(A block of data)
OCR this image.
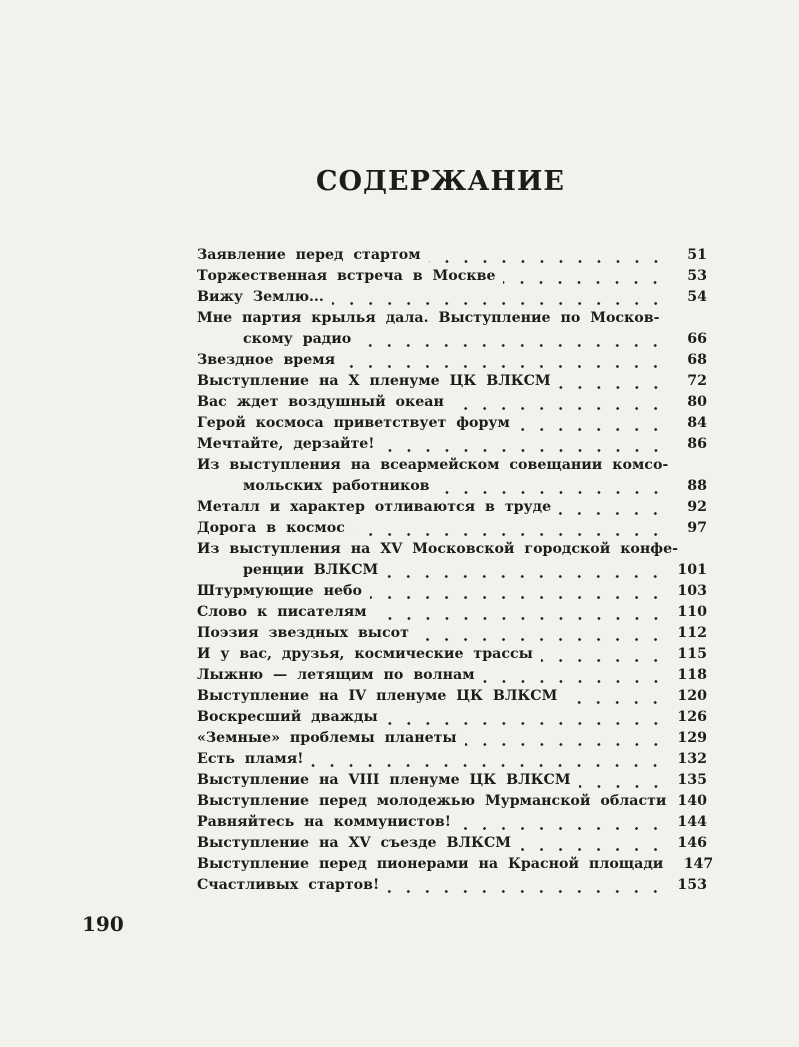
СОДЕРЖАНИЕ
Заявление перед стартом	51
Торжественная встреча в Москве	53
Вижу Землю...	54
Мне партия крылья дала. Выступление по Москов-
скому радио	66
Звездное время	68
Выступление на X пленуме ЦК ВЛКСМ	72
Вас ждет воздушный океан	80
Герой космоса приветствует форум	84
Мечтайте, дерзайте!	86
Из выступления на всеармейском совещании комсо-
мольских работников	88
Металл и характер отливаются в труде	92
Дорога в космос	97
Из выступления на XV Московской городской конфе-
ренции ВЛКСМ	101
Штурмующие небо	103
Слово к писателям	110
Поэзия звездных высот	112
И у вас, друзья, космические трассы	115
Лыжню — летящим по волнам	118
Выступление на IV пленуме ЦК ВЛКСМ	120
Воскресший дважды	126
«Земные» проблемы планеты	129
Есть пламя!	132
Выступление на VIII пленуме ЦК ВЛКСМ	135
Выступление перед молодежью Мурманской области 140
Равняйтесь на коммунистов!	144
Выступление на XV съезде ВЛКСМ	146
Выступление перед пионерами на Красной площади 147
Счастливых стартов!	153
190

→ What you will do
List every line above containing the word "пленуме".

→ Completed task
Выступление на X пленуме ЦК ВЛКСМ	72
Выступление на IV пленуме ЦК ВЛКСМ	120
Выступление на VIII пленуме ЦК ВЛКСМ	135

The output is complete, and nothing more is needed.